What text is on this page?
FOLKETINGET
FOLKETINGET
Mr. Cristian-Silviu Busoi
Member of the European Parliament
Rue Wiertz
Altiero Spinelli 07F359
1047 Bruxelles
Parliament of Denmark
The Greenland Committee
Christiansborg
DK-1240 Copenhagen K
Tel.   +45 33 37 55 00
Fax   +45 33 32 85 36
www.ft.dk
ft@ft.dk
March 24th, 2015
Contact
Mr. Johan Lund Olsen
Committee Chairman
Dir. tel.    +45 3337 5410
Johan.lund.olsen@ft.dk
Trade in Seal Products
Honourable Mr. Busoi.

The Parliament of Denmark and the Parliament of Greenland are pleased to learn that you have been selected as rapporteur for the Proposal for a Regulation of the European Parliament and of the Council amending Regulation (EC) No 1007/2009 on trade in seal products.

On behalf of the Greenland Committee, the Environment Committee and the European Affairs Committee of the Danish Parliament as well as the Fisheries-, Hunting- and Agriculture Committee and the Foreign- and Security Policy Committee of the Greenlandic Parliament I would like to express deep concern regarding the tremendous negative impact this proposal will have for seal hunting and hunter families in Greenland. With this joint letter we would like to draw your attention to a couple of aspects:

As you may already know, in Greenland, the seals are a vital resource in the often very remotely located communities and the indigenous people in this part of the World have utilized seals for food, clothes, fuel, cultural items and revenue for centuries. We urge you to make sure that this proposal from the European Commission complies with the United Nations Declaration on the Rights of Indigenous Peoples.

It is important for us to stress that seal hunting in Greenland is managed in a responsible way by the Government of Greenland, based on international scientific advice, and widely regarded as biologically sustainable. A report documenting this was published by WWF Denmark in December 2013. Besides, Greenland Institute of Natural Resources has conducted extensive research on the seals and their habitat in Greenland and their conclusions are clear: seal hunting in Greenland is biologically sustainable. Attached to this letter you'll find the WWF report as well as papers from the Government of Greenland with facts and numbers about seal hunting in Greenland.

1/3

(TASK PROMPT) Locate all lines in the listing above with the word "Committee". Copy them.

(EXERCISE RESULT)
The Greenland Committee
Committee Chairman
On behalf of the Greenland Committee, the Environment Committee and the European Affairs Committee of the Danish Parliament as well as the Fisheries-, Hunting- and Agriculture Committee and the Foreign- and Security Policy Committee of the Greenlandic Parliament I would like to express deep concern regarding the tremendous negative impact this proposal will have for seal hunting and hunter families in Greenland. With this joint letter we would like to draw your attention to a couple of aspects:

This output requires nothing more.